GOAL:
Without the pictures, copy the entries below word for word.
[START DATASET RECORDS]
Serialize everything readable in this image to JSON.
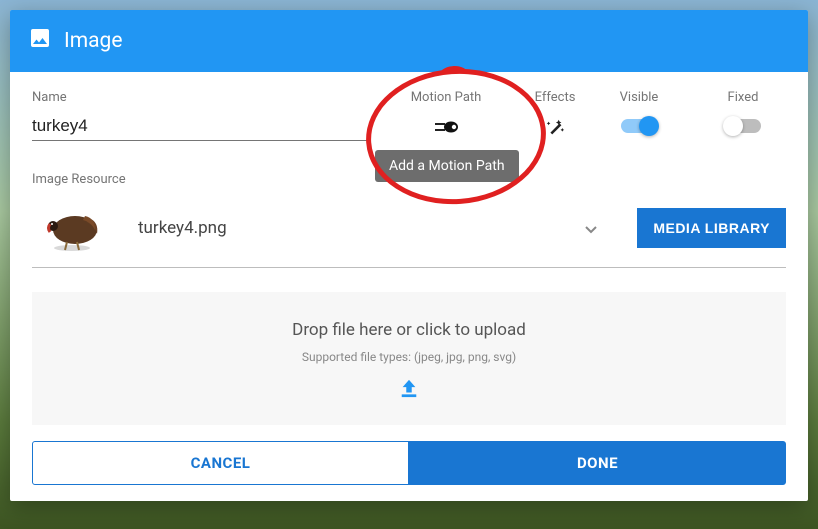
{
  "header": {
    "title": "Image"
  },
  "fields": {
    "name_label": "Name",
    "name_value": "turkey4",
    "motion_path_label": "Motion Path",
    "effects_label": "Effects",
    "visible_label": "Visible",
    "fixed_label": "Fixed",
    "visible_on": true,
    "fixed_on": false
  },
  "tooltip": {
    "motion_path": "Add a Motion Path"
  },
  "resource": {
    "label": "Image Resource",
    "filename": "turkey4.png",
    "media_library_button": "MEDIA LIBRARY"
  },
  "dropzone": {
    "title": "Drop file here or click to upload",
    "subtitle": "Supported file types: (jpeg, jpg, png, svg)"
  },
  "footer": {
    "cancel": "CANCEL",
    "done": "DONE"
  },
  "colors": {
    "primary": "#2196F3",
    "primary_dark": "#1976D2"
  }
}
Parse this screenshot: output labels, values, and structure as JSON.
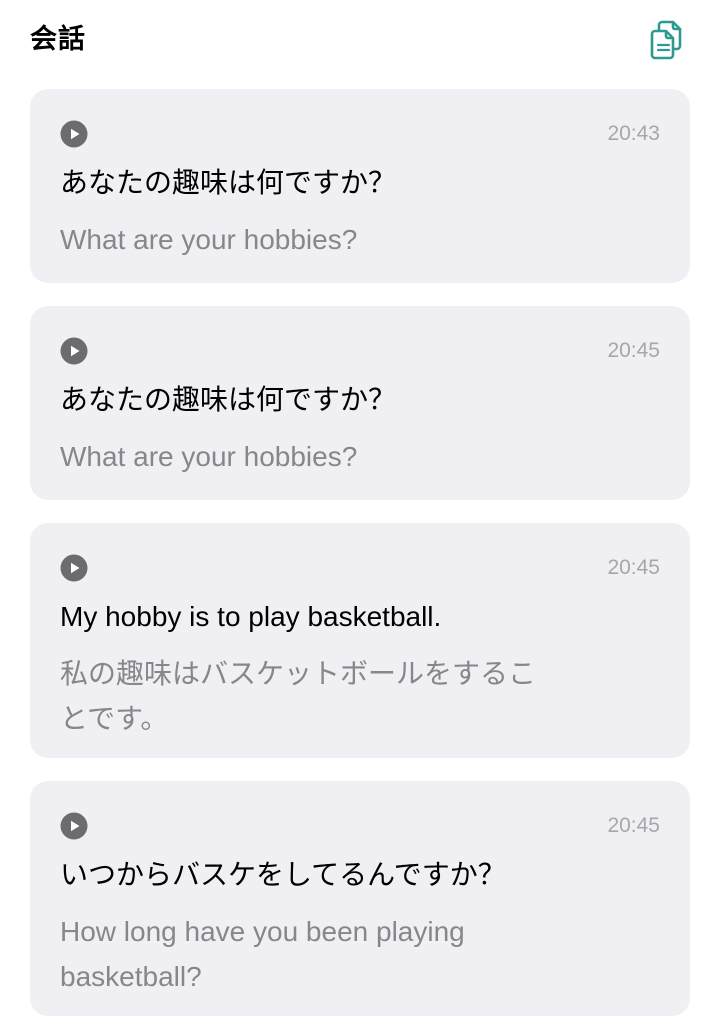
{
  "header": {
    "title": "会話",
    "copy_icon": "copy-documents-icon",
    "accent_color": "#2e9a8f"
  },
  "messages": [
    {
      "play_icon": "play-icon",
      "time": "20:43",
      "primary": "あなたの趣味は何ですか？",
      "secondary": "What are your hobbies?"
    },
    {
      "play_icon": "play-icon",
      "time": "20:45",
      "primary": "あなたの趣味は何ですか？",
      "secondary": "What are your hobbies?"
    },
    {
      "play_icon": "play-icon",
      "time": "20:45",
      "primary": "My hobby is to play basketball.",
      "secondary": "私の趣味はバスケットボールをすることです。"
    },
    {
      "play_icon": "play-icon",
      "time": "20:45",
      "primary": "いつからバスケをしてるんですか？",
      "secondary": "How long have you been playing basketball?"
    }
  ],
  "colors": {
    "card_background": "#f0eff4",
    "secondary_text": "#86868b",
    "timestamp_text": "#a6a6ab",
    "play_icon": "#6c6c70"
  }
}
[END DATASET RECORDS]
PROBLEM SOLUTION:
Serialize everything readable in this image to JSON.
{
  "header": {
    "title": "Image"
  },
  "fields": {
    "name_label": "Name",
    "name_value": "turkey4",
    "motion_path_label": "Motion Path",
    "effects_label": "Effects",
    "visible_label": "Visible",
    "fixed_label": "Fixed",
    "visible_on": true,
    "fixed_on": false
  },
  "tooltip": {
    "motion_path": "Add a Motion Path"
  },
  "resource": {
    "label": "Image Resource",
    "filename": "turkey4.png",
    "media_library_button": "MEDIA LIBRARY"
  },
  "dropzone": {
    "title": "Drop file here or click to upload",
    "subtitle": "Supported file types: (jpeg, jpg, png, svg)"
  },
  "footer": {
    "cancel": "CANCEL",
    "done": "DONE"
  },
  "colors": {
    "primary": "#2196F3",
    "primary_dark": "#1976D2"
  }
}
Parse this screenshot: output labels, values, and structure as JSON.
{
  "header": {
    "title": "会話",
    "copy_icon": "copy-documents-icon",
    "accent_color": "#2e9a8f"
  },
  "messages": [
    {
      "play_icon": "play-icon",
      "time": "20:43",
      "primary": "あなたの趣味は何ですか？",
      "secondary": "What are your hobbies?"
    },
    {
      "play_icon": "play-icon",
      "time": "20:45",
      "primary": "あなたの趣味は何ですか？",
      "secondary": "What are your hobbies?"
    },
    {
      "play_icon": "play-icon",
      "time": "20:45",
      "primary": "My hobby is to play basketball.",
      "secondary": "私の趣味はバスケットボールをすることです。"
    },
    {
      "play_icon": "play-icon",
      "time": "20:45",
      "primary": "いつからバスケをしてるんですか？",
      "secondary": "How long have you been playing basketball?"
    }
  ],
  "colors": {
    "card_background": "#f0eff4",
    "secondary_text": "#86868b",
    "timestamp_text": "#a6a6ab",
    "play_icon": "#6c6c70"
  }
}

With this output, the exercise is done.